:: Data provided ::
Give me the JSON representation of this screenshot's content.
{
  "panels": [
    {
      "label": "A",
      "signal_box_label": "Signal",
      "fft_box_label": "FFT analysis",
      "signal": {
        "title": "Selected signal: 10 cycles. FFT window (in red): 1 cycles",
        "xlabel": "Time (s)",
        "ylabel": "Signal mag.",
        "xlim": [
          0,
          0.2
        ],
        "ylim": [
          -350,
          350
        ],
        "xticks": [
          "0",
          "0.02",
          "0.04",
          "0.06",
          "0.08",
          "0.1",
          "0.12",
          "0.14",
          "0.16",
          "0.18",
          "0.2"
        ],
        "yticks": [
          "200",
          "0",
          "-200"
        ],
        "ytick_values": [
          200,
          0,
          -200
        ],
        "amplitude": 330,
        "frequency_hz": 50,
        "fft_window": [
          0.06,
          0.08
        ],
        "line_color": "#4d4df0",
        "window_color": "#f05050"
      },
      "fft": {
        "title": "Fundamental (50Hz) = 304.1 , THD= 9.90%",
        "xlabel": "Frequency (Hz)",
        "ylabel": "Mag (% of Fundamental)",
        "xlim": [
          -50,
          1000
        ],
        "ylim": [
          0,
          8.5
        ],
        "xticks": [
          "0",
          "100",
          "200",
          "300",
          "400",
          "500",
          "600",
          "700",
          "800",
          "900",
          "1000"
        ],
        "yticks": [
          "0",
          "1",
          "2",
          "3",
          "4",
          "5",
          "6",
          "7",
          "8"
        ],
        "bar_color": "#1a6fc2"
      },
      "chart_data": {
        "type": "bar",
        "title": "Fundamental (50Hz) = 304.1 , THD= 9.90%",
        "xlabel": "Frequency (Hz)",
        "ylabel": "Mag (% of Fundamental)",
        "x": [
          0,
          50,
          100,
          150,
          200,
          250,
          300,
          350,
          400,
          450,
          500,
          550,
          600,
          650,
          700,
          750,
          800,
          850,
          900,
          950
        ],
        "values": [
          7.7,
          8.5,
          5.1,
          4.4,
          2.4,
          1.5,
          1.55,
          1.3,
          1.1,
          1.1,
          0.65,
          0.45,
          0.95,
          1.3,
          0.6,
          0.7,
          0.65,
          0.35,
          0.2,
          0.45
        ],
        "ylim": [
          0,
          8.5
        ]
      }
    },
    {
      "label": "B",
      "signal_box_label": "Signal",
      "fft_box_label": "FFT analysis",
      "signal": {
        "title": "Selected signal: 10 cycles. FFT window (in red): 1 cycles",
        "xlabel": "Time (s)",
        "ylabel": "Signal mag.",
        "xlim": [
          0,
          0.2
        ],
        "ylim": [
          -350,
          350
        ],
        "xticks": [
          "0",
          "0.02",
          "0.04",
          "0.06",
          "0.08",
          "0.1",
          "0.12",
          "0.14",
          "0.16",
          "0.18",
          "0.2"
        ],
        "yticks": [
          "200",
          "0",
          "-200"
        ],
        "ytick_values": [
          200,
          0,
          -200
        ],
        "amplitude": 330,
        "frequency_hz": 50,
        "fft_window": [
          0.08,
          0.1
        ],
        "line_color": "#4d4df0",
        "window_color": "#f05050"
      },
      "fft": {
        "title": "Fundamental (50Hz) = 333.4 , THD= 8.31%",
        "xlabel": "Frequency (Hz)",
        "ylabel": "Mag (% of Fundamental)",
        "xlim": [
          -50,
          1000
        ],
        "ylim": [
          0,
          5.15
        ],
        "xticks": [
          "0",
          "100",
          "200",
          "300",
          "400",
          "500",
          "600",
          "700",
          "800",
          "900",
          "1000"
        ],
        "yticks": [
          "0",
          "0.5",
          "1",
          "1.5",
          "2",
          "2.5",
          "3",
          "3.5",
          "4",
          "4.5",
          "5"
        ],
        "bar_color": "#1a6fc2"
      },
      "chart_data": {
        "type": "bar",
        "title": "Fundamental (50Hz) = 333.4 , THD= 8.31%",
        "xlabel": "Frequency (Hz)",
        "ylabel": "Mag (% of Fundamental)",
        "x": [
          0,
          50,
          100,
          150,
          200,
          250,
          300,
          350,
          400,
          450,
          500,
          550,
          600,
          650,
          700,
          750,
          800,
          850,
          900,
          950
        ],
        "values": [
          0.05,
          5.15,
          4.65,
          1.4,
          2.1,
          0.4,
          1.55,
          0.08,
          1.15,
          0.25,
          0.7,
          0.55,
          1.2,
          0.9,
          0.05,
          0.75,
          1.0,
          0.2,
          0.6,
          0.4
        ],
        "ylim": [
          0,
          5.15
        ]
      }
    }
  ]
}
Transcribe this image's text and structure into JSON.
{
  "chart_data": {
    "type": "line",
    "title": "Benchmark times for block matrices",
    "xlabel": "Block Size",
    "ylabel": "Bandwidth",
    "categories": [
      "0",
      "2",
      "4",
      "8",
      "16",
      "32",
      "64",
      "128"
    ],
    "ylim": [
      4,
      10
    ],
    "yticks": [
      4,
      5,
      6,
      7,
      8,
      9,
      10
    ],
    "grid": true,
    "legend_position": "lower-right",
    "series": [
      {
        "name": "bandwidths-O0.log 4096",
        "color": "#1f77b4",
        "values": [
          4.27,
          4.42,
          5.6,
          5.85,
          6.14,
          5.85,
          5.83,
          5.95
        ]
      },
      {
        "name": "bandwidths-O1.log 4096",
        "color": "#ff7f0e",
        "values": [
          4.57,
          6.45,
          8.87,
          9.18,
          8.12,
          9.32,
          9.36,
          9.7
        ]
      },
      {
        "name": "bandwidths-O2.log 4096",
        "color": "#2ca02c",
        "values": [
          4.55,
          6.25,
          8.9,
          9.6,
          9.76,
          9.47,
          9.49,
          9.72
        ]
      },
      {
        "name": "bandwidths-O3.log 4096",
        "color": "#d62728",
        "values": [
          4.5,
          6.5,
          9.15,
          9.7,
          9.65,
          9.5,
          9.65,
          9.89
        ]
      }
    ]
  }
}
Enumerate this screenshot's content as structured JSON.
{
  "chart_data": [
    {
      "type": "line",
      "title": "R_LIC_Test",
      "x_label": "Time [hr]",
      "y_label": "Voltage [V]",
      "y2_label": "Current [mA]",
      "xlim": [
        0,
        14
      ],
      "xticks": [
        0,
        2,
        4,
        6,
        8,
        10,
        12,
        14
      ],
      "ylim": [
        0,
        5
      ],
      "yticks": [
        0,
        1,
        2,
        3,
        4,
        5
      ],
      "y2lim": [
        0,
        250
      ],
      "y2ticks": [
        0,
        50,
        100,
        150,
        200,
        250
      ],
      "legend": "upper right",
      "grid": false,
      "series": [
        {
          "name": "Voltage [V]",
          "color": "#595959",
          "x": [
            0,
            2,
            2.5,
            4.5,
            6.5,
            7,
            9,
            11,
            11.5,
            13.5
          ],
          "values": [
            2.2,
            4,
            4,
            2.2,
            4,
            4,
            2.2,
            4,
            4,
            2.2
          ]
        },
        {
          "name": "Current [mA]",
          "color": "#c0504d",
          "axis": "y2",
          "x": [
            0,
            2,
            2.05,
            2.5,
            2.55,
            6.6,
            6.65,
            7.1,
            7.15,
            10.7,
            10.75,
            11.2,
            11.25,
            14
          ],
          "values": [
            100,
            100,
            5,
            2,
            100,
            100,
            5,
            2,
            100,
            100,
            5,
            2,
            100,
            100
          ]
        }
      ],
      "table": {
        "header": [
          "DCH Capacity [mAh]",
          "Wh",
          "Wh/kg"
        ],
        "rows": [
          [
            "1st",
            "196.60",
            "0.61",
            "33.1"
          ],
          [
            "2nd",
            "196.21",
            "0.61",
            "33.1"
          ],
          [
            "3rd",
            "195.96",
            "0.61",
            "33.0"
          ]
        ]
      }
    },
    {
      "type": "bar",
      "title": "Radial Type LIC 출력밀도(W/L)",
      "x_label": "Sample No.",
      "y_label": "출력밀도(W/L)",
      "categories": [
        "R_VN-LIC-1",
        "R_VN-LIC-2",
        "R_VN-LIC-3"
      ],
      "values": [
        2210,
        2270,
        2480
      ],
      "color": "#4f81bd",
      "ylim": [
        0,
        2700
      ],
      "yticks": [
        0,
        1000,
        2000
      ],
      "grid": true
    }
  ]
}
:::
Task
Which lines of the data above contain "출력밀도"? Copy each one.

Response to this exercise
      "title": "Radial Type LIC 출력밀도(W/L)",
      "y_label": "출력밀도(W/L)",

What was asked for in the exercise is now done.